AIM OF THE TASK >> Repeat the material below exactly, line for line.

TASK INPUTS >>
+--
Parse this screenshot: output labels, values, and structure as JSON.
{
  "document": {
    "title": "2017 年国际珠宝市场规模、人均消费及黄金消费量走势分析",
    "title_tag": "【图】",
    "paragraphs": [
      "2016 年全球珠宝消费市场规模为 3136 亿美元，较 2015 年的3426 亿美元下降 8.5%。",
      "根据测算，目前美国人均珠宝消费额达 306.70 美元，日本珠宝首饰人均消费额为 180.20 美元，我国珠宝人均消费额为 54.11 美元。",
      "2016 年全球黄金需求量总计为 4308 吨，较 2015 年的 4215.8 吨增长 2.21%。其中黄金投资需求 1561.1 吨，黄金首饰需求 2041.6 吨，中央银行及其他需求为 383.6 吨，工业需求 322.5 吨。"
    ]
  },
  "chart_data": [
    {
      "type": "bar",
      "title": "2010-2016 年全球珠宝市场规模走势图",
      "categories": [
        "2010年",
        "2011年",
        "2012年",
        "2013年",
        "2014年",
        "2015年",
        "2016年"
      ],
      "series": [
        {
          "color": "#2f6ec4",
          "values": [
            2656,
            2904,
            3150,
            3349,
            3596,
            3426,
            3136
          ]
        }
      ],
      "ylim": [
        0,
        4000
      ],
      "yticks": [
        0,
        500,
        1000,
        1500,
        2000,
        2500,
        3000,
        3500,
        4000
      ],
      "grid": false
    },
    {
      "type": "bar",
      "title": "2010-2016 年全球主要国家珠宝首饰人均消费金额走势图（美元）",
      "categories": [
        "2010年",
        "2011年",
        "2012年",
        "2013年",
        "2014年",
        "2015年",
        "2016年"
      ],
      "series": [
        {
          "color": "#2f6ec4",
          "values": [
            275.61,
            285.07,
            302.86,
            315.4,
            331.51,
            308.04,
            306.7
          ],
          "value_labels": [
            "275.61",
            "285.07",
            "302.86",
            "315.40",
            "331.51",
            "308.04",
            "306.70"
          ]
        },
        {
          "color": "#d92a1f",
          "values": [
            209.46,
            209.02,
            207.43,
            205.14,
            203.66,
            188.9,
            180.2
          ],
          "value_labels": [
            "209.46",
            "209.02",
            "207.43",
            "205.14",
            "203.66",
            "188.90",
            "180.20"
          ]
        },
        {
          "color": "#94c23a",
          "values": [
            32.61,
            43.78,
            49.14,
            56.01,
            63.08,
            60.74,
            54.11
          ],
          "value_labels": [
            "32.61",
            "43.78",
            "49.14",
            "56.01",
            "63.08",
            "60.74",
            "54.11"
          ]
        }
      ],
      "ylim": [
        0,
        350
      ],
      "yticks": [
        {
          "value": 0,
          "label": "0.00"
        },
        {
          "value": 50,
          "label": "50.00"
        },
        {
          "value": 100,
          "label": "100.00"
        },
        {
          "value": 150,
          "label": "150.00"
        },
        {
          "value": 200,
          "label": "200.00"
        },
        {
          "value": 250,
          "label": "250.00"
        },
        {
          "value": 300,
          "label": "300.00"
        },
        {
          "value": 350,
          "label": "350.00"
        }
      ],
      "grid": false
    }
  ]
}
+--
FINISHED TASK >>
Parse this screenshot: output labels, values, and structure as JSON.
{
  "document": {
    "title": "2017 年国际珠宝市场规模、人均消费及黄金消费量走势分析",
    "title_tag": "【图】",
    "paragraphs": [
      "2016 年全球珠宝消费市场规模为 3136 亿美元，较 2015 年的3426 亿美元下降 8.5%。",
      "根据测算，目前美国人均珠宝消费额达 306.70 美元，日本珠宝首饰人均消费额为 180.20 美元，我国珠宝人均消费额为 54.11 美元。",
      "2016 年全球黄金需求量总计为 4308 吨，较 2015 年的 4215.8 吨增长 2.21%。其中黄金投资需求 1561.1 吨，黄金首饰需求 2041.6 吨，中央银行及其他需求为 383.6 吨，工业需求 322.5 吨。"
    ]
  },
  "chart_data": [
    {
      "type": "bar",
      "title": "2010-2016 年全球珠宝市场规模走势图",
      "categories": [
        "2010年",
        "2011年",
        "2012年",
        "2013年",
        "2014年",
        "2015年",
        "2016年"
      ],
      "series": [
        {
          "color": "#2f6ec4",
          "values": [
            2656,
            2904,
            3150,
            3349,
            3596,
            3426,
            3136
          ]
        }
      ],
      "ylim": [
        0,
        4000
      ],
      "yticks": [
        0,
        500,
        1000,
        1500,
        2000,
        2500,
        3000,
        3500,
        4000
      ],
      "grid": false
    },
    {
      "type": "bar",
      "title": "2010-2016 年全球主要国家珠宝首饰人均消费金额走势图（美元）",
      "categories": [
        "2010年",
        "2011年",
        "2012年",
        "2013年",
        "2014年",
        "2015年",
        "2016年"
      ],
      "series": [
        {
          "color": "#2f6ec4",
          "values": [
            275.61,
            285.07,
            302.86,
            315.4,
            331.51,
            308.04,
            306.7
          ],
          "value_labels": [
            "275.61",
            "285.07",
            "302.86",
            "315.40",
            "331.51",
            "308.04",
            "306.70"
          ]
        },
        {
          "color": "#d92a1f",
          "values": [
            209.46,
            209.02,
            207.43,
            205.14,
            203.66,
            188.9,
            180.2
          ],
          "value_labels": [
            "209.46",
            "209.02",
            "207.43",
            "205.14",
            "203.66",
            "188.90",
            "180.20"
          ]
        },
        {
          "color": "#94c23a",
          "values": [
            32.61,
            43.78,
            49.14,
            56.01,
            63.08,
            60.74,
            54.11
          ],
          "value_labels": [
            "32.61",
            "43.78",
            "49.14",
            "56.01",
            "63.08",
            "60.74",
            "54.11"
          ]
        }
      ],
      "ylim": [
        0,
        350
      ],
      "yticks": [
        {
          "value": 0,
          "label": "0.00"
        },
        {
          "value": 50,
          "label": "50.00"
        },
        {
          "value": 100,
          "label": "100.00"
        },
        {
          "value": 150,
          "label": "150.00"
        },
        {
          "value": 200,
          "label": "200.00"
        },
        {
          "value": 250,
          "label": "250.00"
        },
        {
          "value": 300,
          "label": "300.00"
        },
        {
          "value": 350,
          "label": "350.00"
        }
      ],
      "grid": false
    }
  ]
}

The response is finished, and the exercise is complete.